**WORK TO COMPLETE**.
[1] Using the Indian Creek passage, answer each question on its own line:
(a) About what time do climbers in Indian Creek typically leave for the day?
(b) Which town does the narrator go to in order to resupply and take a shower?
(c) What route did the narrator and Ellie both lead in Squamish?
[2] For each statement, say yes or no according to the Indian Creek passage, and quote the words that decide it:
(a) Monticello is closer than Moab.
(b) Ellie took the fall semester off school.
(c) Most climbers in Indian Creek get up around 8 a.m.
[3] Extend the Indian Creek passage with a few paragraphs that pick up after its final sentence.

**PASSAGE GIVEN**.
>>>
I wake to sun streaming in through the window. The sky is half puffy clouds and half blue. Up valley it’s raining, and the precipitation appears to be slowly moving this way.

Ellie has already had a bunch of coffee and is charged up to go on an adventure. That’s typical of spring break kids, but it’s also Ellie’s nature. I’m in no hurry to go somewhere just to get wet. Besides my back is sore and body is stiff. It’s not from anything in particular, it’s just how my body is now.

No one who lives in Indian Creek for the season moves fast in the morning. Even with good weather and a lot of psych, most climbers rise about 8 a.m., after the sun starts warming their vans or tents. They hang out, brew coffee, bullshit, and maybe watch the younger dogs chase each other around for a while. Then they make elaborate breakfasts that often involve potatoes, vegetables, eggs and sometimes bacon. Then there might be more coffee, and everyone has to poop, before the day’s where and what of climbing will be settled. Typical departure time is about 11 a.m.

It’s starting to sprinkle again. On rainy days I often go into town. I go to Moab when I want to resupply and take a shower. If not, I go to Monticello which is closer and has comfortable library with good internet. The other option is an exploratory run or hike. Since this is day one, I’m clean, fully supplied for a week, have nothing to write about, and need exercise. It seems like a hiking day. The problem is that I feel lethargic. Ellie looks like a puppy with leash in its mouth begging for a walk.

She taunts me, “Come on old man.” Then she apologies.

I say, “No, you’ve earned it.”

We had an agreement from when she first started climbing that she did not have the right to call me “old” until she climbed harder than me. Last July we climbed together in Squamish. She had taken the spring semester off school and had been climbing steadily since. I was out of shape, having not climbed since April. We both led Wild Turkey, a long strenuous chimney. She took her time, had excellent technique, and made steady progress to the top. I know the technique but was off the couch and lacked endurance. I struggled and fell. She was happy to gloat. I took the humiliation with joy at her accomplishment.
<<<
**GIVEN RECORDS**.
>>>
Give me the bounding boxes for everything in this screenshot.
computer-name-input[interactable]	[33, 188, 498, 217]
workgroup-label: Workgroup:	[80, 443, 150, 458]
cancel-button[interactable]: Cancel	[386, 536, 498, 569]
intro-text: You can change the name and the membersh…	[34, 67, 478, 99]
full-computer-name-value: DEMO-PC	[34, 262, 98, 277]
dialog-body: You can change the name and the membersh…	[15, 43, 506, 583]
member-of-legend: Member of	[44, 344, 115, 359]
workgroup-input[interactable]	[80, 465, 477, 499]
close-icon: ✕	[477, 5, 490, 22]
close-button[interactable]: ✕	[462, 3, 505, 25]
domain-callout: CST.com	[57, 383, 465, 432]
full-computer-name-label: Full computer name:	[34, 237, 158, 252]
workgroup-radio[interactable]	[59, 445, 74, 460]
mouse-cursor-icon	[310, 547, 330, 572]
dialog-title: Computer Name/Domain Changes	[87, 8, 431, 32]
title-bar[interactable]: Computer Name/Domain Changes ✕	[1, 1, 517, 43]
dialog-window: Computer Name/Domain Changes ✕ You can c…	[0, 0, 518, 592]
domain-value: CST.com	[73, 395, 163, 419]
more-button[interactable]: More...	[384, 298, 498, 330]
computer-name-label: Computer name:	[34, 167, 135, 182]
<<<
**FINAL RESULTS**.
[1]
(a) About 11 a.m.
(b) Moab.
(c) Wild Turkey, a long strenuous chimney.

[2]
(a) Yes: "I go to Monticello which is closer"
(b) No: "She had taken the spring semester off school"
(c) Yes: "most climbers rise about 8 a.m."

[3]
In truth, these days I feel like an old man. I’m not as fast or strong as I was. My body is achy more often than not, while even a year ago it was the opposite. Worse, I don’t have the same passion to push that I’ve had most of my life.

Needing to overcome my sluggishness, I brew a strong cup of Peet’s coffee. Then to enhance motivation, I break out some dank sticky flower buds from my friend’s garden. Soon we are all quite motivated to explore crags up Donnelly canyon.

It’s a cool rain but not freezing. Two layers of wool and a rain shell are perfect. We start out the trail, and I break into a light jog. My hips and lower back hurt and I hope that endorphins will kick in and make the pain go away.

Five minutes in I look up to the next crag past Donnelly and see a wide crack angling up and left from the ground to the top of the wall. Most routes in Indian Creek don’t top out so I’m intrigued.

“Ellie, look at that chimney.”

“Wooh. That’s beautiful.”

“Let’s go check it out.”

We all work our way up several hundred feet of loose dirt and rocks to the base. Once there we scoot up and down boulders to get better views from every angle we can. My back is cranky and I groan as I push over and under obstacles.

The chimney looks doable from what we can see. We’re surprised there isn’t the usual plaque at the base indicating a name and grade for a route. Ellie and I both want to come back and try it when it’s dry.

We drop back to the trail. Reuben starts out at a quick jog followed by Ellie. He keeps looking back to make sure he doesn’t get too far ahead. I bring up the rear, my body wanting to walk, but I’m so high running is just fine.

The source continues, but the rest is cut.